# Start of PROVIDED RECORDS

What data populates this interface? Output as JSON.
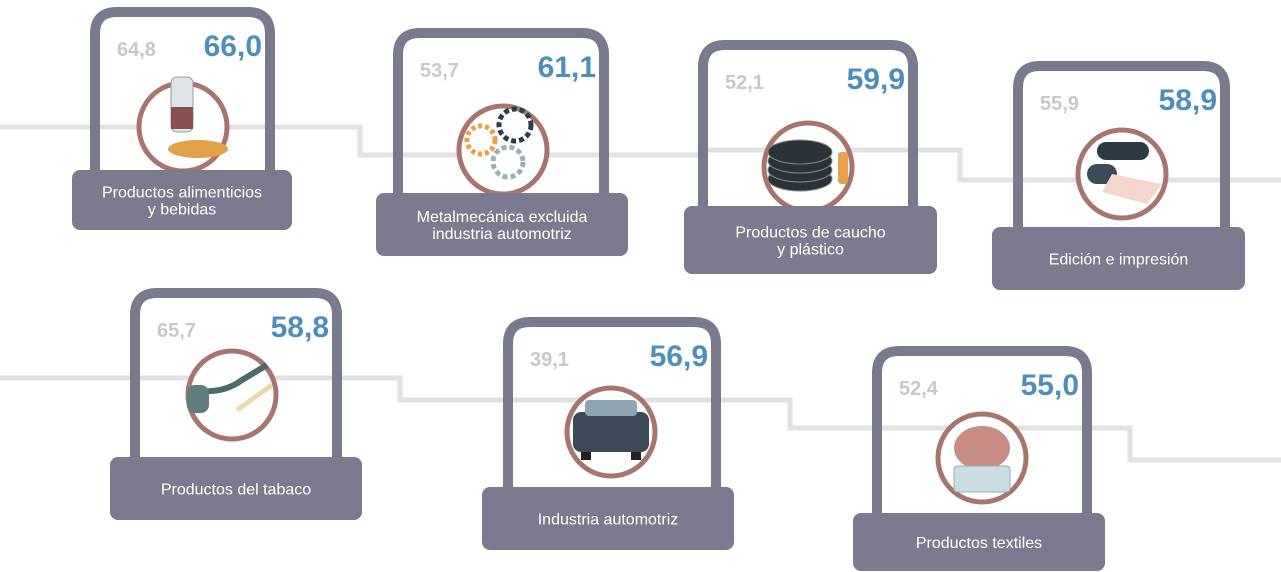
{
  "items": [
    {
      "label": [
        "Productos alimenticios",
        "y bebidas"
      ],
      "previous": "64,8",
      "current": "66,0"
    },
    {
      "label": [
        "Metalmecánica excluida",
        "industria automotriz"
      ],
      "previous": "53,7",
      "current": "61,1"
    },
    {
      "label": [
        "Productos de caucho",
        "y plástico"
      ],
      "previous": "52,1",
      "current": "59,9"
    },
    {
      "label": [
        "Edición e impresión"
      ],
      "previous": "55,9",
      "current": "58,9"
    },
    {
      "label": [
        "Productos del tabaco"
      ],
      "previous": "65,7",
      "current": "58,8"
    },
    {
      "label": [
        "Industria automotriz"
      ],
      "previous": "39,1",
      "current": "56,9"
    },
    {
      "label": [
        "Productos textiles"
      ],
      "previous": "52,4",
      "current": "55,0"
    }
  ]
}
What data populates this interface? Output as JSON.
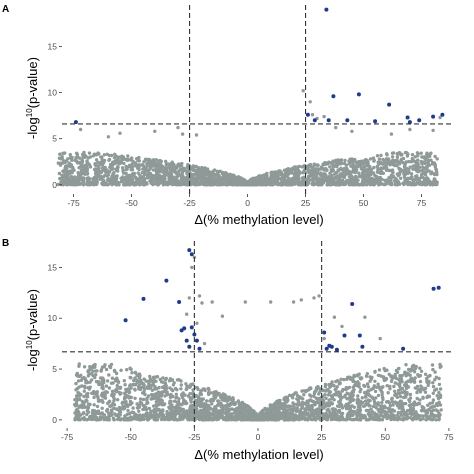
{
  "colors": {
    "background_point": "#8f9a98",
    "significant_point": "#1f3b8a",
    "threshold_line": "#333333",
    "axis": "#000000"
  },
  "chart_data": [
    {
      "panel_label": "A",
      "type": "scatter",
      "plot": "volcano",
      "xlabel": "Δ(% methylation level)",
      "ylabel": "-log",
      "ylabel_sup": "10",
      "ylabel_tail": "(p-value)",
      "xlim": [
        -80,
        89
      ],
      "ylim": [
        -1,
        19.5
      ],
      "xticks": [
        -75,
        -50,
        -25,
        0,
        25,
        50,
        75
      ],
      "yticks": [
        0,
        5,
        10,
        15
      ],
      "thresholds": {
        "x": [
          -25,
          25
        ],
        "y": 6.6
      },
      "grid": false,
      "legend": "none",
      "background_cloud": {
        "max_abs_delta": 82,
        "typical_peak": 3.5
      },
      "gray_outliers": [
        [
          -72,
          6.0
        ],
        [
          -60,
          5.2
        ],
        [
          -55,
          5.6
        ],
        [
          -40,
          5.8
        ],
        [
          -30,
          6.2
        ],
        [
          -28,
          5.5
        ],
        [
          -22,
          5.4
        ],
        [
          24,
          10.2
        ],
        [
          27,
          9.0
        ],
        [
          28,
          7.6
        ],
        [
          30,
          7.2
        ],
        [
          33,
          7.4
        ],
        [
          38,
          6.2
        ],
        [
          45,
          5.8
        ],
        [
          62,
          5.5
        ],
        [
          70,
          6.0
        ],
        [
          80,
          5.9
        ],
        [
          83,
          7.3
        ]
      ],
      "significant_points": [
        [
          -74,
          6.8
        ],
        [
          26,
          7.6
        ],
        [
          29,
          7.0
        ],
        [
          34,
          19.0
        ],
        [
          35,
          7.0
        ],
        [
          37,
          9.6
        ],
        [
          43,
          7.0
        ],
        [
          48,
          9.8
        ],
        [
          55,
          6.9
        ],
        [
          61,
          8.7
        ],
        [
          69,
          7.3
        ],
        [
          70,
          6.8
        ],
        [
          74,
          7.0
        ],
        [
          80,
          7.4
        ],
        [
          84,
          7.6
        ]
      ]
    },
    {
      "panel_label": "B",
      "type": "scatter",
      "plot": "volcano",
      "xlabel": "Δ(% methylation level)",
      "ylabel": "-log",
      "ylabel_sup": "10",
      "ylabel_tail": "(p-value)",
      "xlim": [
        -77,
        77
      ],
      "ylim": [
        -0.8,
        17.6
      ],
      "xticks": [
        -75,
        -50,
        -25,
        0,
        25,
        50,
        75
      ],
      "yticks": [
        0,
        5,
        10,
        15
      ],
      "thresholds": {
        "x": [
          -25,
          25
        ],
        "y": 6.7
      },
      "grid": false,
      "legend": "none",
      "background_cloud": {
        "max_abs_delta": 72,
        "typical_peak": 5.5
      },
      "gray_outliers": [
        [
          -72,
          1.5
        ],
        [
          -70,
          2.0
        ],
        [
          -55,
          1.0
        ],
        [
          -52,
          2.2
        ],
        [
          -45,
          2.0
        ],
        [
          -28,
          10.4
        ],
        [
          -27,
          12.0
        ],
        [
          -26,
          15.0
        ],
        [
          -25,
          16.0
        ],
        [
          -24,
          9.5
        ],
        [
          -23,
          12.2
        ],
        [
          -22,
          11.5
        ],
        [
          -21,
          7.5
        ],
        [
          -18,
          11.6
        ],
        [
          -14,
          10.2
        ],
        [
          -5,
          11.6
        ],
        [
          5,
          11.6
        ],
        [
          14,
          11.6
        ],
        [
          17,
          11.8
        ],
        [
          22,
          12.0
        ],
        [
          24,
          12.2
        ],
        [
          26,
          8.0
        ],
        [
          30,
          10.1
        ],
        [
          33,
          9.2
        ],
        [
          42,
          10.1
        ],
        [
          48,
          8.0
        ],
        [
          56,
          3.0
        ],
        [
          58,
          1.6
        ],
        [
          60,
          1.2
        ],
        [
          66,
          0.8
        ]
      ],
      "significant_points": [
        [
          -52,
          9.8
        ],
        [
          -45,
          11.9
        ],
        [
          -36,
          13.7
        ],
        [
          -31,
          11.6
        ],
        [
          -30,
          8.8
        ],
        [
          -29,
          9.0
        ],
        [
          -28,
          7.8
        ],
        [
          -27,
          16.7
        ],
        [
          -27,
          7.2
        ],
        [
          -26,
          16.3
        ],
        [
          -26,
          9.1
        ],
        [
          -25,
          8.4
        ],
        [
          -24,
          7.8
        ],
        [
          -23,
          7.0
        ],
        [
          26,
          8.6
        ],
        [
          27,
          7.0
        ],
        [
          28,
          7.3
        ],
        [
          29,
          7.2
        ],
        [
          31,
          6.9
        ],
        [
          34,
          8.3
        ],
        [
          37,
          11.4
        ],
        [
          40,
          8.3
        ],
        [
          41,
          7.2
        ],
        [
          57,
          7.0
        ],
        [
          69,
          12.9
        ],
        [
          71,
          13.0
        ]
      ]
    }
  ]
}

# End of PROVIDED RECORDS

**STATED PROBLEM**
Transcribe each entry above exactly, apart from the pictures.

**CORRECT ANSWER**
What data populates this interface? Output as JSON.
{
  "items": [
    {
      "label": [
        "Productos alimenticios",
        "y bebidas"
      ],
      "previous": "64,8",
      "current": "66,0"
    },
    {
      "label": [
        "Metalmecánica excluida",
        "industria automotriz"
      ],
      "previous": "53,7",
      "current": "61,1"
    },
    {
      "label": [
        "Productos de caucho",
        "y plástico"
      ],
      "previous": "52,1",
      "current": "59,9"
    },
    {
      "label": [
        "Edición e impresión"
      ],
      "previous": "55,9",
      "current": "58,9"
    },
    {
      "label": [
        "Productos del tabaco"
      ],
      "previous": "65,7",
      "current": "58,8"
    },
    {
      "label": [
        "Industria automotriz"
      ],
      "previous": "39,1",
      "current": "56,9"
    },
    {
      "label": [
        "Productos textiles"
      ],
      "previous": "52,4",
      "current": "55,0"
    }
  ]
}
What data populates this interface? Output as JSON.
{
  "colors": {
    "background_point": "#8f9a98",
    "significant_point": "#1f3b8a",
    "threshold_line": "#333333",
    "axis": "#000000"
  },
  "chart_data": [
    {
      "panel_label": "A",
      "type": "scatter",
      "plot": "volcano",
      "xlabel": "Δ(% methylation level)",
      "ylabel": "-log",
      "ylabel_sup": "10",
      "ylabel_tail": "(p-value)",
      "xlim": [
        -80,
        89
      ],
      "ylim": [
        -1,
        19.5
      ],
      "xticks": [
        -75,
        -50,
        -25,
        0,
        25,
        50,
        75
      ],
      "yticks": [
        0,
        5,
        10,
        15
      ],
      "thresholds": {
        "x": [
          -25,
          25
        ],
        "y": 6.6
      },
      "grid": false,
      "legend": "none",
      "background_cloud": {
        "max_abs_delta": 82,
        "typical_peak": 3.5
      },
      "gray_outliers": [
        [
          -72,
          6.0
        ],
        [
          -60,
          5.2
        ],
        [
          -55,
          5.6
        ],
        [
          -40,
          5.8
        ],
        [
          -30,
          6.2
        ],
        [
          -28,
          5.5
        ],
        [
          -22,
          5.4
        ],
        [
          24,
          10.2
        ],
        [
          27,
          9.0
        ],
        [
          28,
          7.6
        ],
        [
          30,
          7.2
        ],
        [
          33,
          7.4
        ],
        [
          38,
          6.2
        ],
        [
          45,
          5.8
        ],
        [
          62,
          5.5
        ],
        [
          70,
          6.0
        ],
        [
          80,
          5.9
        ],
        [
          83,
          7.3
        ]
      ],
      "significant_points": [
        [
          -74,
          6.8
        ],
        [
          26,
          7.6
        ],
        [
          29,
          7.0
        ],
        [
          34,
          19.0
        ],
        [
          35,
          7.0
        ],
        [
          37,
          9.6
        ],
        [
          43,
          7.0
        ],
        [
          48,
          9.8
        ],
        [
          55,
          6.9
        ],
        [
          61,
          8.7
        ],
        [
          69,
          7.3
        ],
        [
          70,
          6.8
        ],
        [
          74,
          7.0
        ],
        [
          80,
          7.4
        ],
        [
          84,
          7.6
        ]
      ]
    },
    {
      "panel_label": "B",
      "type": "scatter",
      "plot": "volcano",
      "xlabel": "Δ(% methylation level)",
      "ylabel": "-log",
      "ylabel_sup": "10",
      "ylabel_tail": "(p-value)",
      "xlim": [
        -77,
        77
      ],
      "ylim": [
        -0.8,
        17.6
      ],
      "xticks": [
        -75,
        -50,
        -25,
        0,
        25,
        50,
        75
      ],
      "yticks": [
        0,
        5,
        10,
        15
      ],
      "thresholds": {
        "x": [
          -25,
          25
        ],
        "y": 6.7
      },
      "grid": false,
      "legend": "none",
      "background_cloud": {
        "max_abs_delta": 72,
        "typical_peak": 5.5
      },
      "gray_outliers": [
        [
          -72,
          1.5
        ],
        [
          -70,
          2.0
        ],
        [
          -55,
          1.0
        ],
        [
          -52,
          2.2
        ],
        [
          -45,
          2.0
        ],
        [
          -28,
          10.4
        ],
        [
          -27,
          12.0
        ],
        [
          -26,
          15.0
        ],
        [
          -25,
          16.0
        ],
        [
          -24,
          9.5
        ],
        [
          -23,
          12.2
        ],
        [
          -22,
          11.5
        ],
        [
          -21,
          7.5
        ],
        [
          -18,
          11.6
        ],
        [
          -14,
          10.2
        ],
        [
          -5,
          11.6
        ],
        [
          5,
          11.6
        ],
        [
          14,
          11.6
        ],
        [
          17,
          11.8
        ],
        [
          22,
          12.0
        ],
        [
          24,
          12.2
        ],
        [
          26,
          8.0
        ],
        [
          30,
          10.1
        ],
        [
          33,
          9.2
        ],
        [
          42,
          10.1
        ],
        [
          48,
          8.0
        ],
        [
          56,
          3.0
        ],
        [
          58,
          1.6
        ],
        [
          60,
          1.2
        ],
        [
          66,
          0.8
        ]
      ],
      "significant_points": [
        [
          -52,
          9.8
        ],
        [
          -45,
          11.9
        ],
        [
          -36,
          13.7
        ],
        [
          -31,
          11.6
        ],
        [
          -30,
          8.8
        ],
        [
          -29,
          9.0
        ],
        [
          -28,
          7.8
        ],
        [
          -27,
          16.7
        ],
        [
          -27,
          7.2
        ],
        [
          -26,
          16.3
        ],
        [
          -26,
          9.1
        ],
        [
          -25,
          8.4
        ],
        [
          -24,
          7.8
        ],
        [
          -23,
          7.0
        ],
        [
          26,
          8.6
        ],
        [
          27,
          7.0
        ],
        [
          28,
          7.3
        ],
        [
          29,
          7.2
        ],
        [
          31,
          6.9
        ],
        [
          34,
          8.3
        ],
        [
          37,
          11.4
        ],
        [
          40,
          8.3
        ],
        [
          41,
          7.2
        ],
        [
          57,
          7.0
        ],
        [
          69,
          12.9
        ],
        [
          71,
          13.0
        ]
      ]
    }
  ]
}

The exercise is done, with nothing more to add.